(Supplied material)
========
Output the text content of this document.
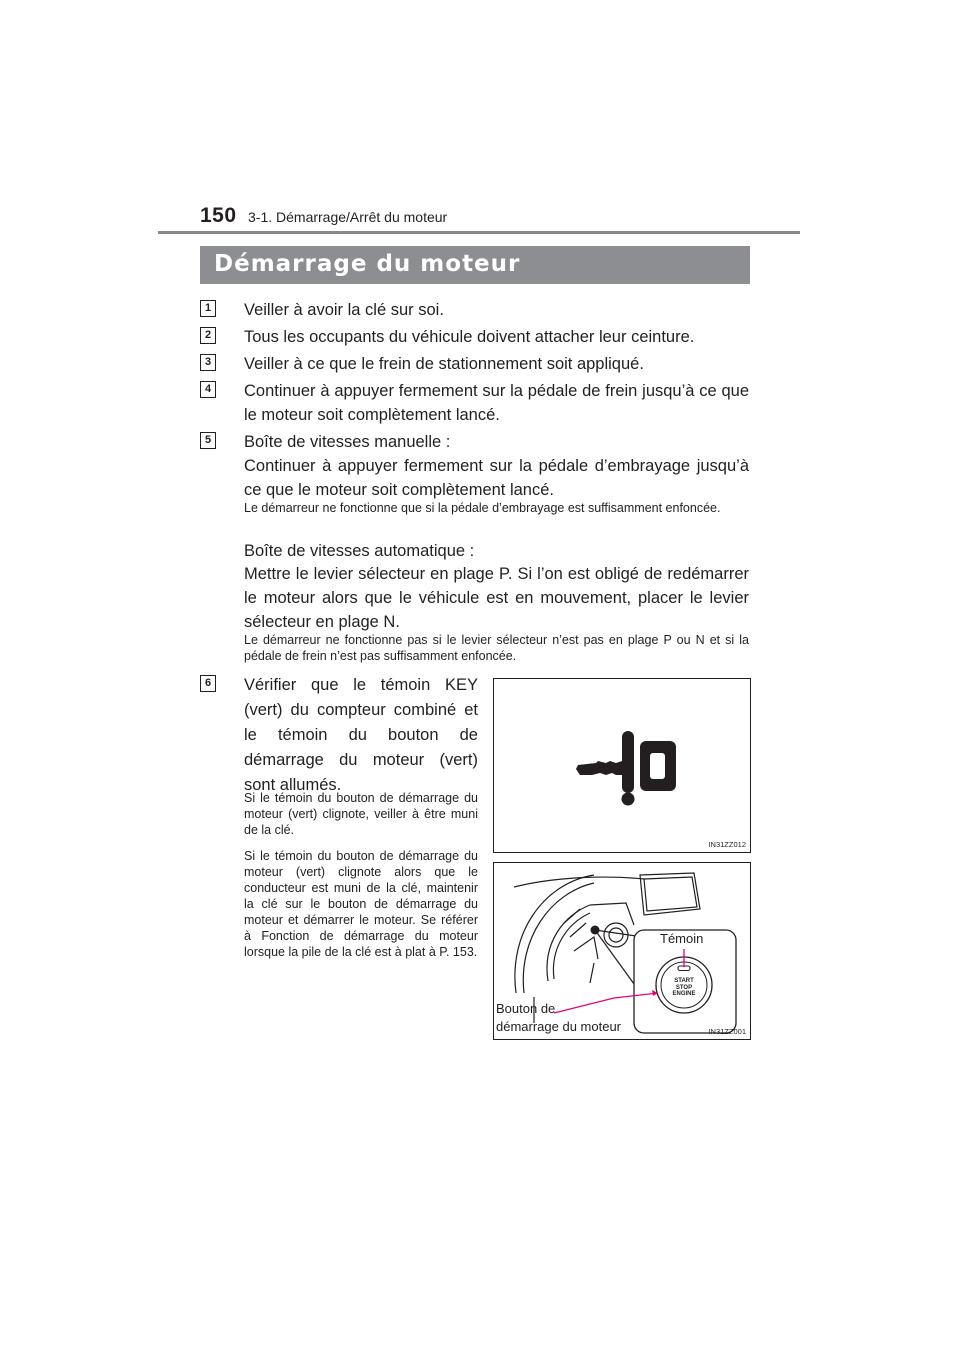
150 3-1. Démarrage/Arrêt du moteur
Démarrage du moteur
1 Veiller à avoir la clé sur soi.
2 Tous les occupants du véhicule doivent attacher leur ceinture.
3 Veiller à ce que le frein de stationnement soit appliqué.
4 Continuer à appuyer fermement sur la pédale de frein jusqu’à ce que le moteur soit complètement lancé.
5 Boîte de vitesses manuelle :
Continuer à appuyer fermement sur la pédale d’embrayage jusqu’à ce que le moteur soit complètement lancé.
Le démarreur ne fonctionne que si la pédale d’embrayage est suffisamment enfoncée.
Boîte de vitesses automatique :
Mettre le levier sélecteur en plage P. Si l’on est obligé de redémarrer le moteur alors que le véhicule est en mouvement, placer le levier sélecteur en plage N.
Le démarreur ne fonctionne pas si le levier sélecteur n’est pas en plage P ou N et si la pédale de frein n’est pas suffisamment enfoncée.
6 Vérifier que le témoin KEY (vert) du compteur combiné et le témoin du bouton de démarrage du moteur (vert) sont allumés.
Si le témoin du bouton de démarrage du moteur (vert) clignote, veiller à être muni de la clé.
Si le témoin du bouton de démarrage du moteur (vert) clignote alors que le conducteur est muni de la clé, maintenir la clé sur le bouton de démarrage du moteur et démarrer le moteur. Se référer à Fonction de démarrage du moteur lorsque la pile de la clé est à plat à P. 153.
IN31ZZ012
START
STOP
ENGINE
Témoin
Bouton de
démarrage du moteur	IN31ZZ001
========
(Written request)
The lines to collect are those holding the string "démarreur"; copy them all.

(Final result)
Le démarreur ne fonctionne que si la pédale d’embrayage est suffisamment enfoncée.
Le démarreur ne fonctionne pas si le levier sélecteur n’est pas en plage P ou N et si la pédale de frein n’est pas suffisamment enfoncée.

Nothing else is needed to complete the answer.